(begin)

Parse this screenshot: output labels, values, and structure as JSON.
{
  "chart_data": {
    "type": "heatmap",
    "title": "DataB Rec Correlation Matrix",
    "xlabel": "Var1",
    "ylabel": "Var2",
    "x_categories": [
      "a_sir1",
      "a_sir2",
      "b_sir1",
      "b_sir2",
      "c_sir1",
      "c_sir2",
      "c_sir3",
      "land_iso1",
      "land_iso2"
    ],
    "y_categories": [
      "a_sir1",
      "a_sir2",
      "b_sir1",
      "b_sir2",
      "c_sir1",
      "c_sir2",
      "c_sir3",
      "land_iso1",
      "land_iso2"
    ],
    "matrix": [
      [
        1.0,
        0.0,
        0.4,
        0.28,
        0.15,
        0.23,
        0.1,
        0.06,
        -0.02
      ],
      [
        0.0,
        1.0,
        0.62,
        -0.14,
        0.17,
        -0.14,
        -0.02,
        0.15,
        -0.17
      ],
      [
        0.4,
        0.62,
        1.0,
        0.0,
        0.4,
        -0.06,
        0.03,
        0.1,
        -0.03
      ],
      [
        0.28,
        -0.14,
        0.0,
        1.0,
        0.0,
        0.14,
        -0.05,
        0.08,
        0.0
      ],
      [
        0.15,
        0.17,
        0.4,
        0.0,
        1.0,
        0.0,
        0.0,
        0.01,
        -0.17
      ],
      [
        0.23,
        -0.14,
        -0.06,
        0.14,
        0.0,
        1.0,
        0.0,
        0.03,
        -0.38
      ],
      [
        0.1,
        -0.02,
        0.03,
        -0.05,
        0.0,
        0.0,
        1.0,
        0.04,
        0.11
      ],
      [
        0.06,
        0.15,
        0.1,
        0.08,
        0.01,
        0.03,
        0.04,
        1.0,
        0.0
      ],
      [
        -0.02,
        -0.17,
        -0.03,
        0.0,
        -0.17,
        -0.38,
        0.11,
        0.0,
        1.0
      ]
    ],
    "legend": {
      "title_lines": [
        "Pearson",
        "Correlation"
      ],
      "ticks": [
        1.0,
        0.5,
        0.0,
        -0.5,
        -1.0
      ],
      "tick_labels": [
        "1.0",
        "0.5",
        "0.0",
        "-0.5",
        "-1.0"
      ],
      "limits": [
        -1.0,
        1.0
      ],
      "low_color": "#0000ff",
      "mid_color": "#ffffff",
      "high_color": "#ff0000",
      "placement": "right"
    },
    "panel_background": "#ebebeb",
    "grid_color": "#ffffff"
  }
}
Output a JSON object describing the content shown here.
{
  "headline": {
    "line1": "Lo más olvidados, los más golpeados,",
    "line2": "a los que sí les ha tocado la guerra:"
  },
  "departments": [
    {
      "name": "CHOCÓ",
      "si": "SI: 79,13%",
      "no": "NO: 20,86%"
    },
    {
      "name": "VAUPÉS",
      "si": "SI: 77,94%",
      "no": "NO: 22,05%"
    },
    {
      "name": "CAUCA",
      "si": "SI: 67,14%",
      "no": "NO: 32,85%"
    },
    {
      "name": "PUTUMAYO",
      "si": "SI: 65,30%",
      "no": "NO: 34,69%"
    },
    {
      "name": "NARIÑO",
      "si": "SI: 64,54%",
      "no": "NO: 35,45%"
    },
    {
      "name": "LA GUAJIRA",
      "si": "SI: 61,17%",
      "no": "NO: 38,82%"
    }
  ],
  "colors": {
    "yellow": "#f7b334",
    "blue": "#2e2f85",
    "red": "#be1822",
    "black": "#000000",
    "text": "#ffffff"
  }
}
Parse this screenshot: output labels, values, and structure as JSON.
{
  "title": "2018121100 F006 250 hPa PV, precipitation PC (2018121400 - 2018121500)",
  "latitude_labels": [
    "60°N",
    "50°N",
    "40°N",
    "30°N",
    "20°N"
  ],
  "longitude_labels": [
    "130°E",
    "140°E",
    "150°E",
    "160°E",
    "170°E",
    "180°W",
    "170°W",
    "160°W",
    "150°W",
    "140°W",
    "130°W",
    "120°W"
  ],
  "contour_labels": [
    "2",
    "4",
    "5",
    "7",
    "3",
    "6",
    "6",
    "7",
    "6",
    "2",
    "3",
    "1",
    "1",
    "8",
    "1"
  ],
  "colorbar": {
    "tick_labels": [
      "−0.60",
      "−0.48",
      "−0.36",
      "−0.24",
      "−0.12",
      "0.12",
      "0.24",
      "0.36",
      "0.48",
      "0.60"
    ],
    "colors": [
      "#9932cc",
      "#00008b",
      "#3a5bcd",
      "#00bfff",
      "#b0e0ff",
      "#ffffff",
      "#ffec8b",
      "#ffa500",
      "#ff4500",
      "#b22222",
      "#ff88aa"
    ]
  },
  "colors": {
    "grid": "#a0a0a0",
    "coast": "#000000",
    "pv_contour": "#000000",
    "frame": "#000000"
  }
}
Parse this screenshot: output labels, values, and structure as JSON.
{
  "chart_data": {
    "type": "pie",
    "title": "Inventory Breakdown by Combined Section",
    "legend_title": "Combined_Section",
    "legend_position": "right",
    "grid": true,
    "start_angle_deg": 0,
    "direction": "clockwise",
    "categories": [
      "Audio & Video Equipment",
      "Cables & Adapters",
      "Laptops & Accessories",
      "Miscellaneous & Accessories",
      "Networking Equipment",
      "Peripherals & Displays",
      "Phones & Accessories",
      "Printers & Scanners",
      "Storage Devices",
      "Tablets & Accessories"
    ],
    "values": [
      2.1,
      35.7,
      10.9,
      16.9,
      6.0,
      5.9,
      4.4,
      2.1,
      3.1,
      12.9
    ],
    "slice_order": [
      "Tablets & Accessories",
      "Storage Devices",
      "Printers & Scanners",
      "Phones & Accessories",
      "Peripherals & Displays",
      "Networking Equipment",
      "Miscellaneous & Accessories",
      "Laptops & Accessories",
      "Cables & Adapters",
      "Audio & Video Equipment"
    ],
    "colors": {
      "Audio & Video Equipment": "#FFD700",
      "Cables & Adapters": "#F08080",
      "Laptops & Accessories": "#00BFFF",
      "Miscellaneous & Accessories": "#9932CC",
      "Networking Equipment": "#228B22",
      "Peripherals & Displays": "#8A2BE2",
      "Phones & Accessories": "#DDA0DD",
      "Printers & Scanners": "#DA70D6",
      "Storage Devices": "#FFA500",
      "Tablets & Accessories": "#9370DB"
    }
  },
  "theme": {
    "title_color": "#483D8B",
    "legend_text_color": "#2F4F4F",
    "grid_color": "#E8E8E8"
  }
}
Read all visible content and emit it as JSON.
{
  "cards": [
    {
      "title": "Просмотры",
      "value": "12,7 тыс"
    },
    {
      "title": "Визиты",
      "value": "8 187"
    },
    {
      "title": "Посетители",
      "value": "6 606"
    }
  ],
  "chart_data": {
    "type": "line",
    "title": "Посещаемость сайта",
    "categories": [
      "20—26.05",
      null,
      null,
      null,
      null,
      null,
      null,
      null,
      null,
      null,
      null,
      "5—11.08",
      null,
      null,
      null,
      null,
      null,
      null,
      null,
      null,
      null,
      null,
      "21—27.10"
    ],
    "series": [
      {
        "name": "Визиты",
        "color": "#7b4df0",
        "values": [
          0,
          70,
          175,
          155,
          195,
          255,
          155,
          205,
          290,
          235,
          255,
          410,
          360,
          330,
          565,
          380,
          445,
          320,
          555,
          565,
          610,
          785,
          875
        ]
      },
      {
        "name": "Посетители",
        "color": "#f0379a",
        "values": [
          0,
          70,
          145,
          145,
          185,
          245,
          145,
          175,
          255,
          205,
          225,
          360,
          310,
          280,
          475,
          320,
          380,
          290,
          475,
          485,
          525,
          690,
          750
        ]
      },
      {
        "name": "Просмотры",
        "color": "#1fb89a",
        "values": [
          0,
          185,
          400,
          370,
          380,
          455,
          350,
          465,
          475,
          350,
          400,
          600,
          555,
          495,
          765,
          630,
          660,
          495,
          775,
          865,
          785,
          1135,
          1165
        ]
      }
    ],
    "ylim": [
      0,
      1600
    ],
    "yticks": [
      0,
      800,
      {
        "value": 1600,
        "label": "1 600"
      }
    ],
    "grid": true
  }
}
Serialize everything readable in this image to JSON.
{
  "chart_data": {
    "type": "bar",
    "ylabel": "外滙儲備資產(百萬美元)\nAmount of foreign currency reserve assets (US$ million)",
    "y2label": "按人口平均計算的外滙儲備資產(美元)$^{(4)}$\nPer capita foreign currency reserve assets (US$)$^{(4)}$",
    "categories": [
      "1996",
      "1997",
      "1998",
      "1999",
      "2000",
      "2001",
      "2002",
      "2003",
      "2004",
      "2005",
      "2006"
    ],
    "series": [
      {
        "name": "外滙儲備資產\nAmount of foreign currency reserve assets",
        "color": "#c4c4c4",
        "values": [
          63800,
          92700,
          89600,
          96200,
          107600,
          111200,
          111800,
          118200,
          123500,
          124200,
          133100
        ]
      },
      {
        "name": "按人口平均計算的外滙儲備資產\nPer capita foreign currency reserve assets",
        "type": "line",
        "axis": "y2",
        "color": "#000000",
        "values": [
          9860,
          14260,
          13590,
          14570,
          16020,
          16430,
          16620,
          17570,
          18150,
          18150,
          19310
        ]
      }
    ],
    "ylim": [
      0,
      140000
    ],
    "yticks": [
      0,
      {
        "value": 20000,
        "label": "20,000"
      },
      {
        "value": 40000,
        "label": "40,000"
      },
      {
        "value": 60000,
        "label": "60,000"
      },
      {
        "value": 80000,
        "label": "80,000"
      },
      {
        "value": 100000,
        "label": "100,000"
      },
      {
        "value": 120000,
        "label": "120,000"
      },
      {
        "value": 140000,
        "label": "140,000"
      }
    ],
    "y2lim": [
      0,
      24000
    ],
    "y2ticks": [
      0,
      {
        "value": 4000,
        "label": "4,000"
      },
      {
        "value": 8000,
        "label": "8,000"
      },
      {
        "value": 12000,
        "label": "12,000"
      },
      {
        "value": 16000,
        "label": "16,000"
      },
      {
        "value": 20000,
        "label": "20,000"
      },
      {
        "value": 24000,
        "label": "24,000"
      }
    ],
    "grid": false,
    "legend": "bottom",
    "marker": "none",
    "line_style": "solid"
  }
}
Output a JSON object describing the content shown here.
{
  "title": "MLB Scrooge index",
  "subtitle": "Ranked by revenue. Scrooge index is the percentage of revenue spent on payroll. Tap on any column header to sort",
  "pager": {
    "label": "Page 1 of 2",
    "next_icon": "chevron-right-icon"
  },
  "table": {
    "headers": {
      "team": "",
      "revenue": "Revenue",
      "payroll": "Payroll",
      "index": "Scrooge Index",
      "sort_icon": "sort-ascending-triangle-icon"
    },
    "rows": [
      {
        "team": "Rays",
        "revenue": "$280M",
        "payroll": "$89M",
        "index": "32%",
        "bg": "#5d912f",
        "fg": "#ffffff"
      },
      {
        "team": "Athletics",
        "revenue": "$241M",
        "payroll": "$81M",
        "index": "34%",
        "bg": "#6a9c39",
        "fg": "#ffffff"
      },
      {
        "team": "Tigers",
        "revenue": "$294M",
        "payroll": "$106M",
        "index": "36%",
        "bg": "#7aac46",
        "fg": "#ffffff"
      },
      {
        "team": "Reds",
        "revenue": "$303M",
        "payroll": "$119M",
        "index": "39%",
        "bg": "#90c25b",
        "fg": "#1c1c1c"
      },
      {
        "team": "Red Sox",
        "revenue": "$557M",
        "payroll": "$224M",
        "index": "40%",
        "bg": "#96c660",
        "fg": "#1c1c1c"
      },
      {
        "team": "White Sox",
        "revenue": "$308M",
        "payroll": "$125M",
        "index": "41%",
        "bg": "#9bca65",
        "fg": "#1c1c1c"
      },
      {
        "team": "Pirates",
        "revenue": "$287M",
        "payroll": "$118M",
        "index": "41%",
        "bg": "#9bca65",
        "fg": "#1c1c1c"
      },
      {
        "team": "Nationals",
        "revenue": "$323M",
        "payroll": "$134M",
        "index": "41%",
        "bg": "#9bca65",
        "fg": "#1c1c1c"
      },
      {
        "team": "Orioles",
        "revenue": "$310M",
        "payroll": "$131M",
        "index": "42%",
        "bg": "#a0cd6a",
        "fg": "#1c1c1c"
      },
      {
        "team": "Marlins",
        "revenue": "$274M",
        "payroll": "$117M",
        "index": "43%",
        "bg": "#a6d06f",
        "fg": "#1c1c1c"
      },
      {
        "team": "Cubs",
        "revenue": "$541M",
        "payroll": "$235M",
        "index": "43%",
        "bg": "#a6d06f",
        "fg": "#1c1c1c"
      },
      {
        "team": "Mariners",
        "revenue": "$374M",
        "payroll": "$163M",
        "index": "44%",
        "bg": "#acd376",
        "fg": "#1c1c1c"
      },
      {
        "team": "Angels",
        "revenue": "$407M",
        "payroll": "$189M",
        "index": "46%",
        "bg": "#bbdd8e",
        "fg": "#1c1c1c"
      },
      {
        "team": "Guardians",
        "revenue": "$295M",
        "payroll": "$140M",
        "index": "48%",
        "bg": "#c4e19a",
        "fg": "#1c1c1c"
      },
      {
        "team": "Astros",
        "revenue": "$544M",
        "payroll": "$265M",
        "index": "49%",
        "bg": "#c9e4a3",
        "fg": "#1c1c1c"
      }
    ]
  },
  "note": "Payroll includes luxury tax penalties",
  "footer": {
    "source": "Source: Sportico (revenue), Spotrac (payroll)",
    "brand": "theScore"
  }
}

(end)

### What is expected:
Lines containing the word "ffffff" must all be returned from the material above.

### Answer:
      "mid_color": "#ffffff",
    "grid_color": "#ffffff"
    "text": "#ffffff"
      "#ffffff",
        "fg": "#ffffff"
        "fg": "#ffffff"
        "fg": "#ffffff"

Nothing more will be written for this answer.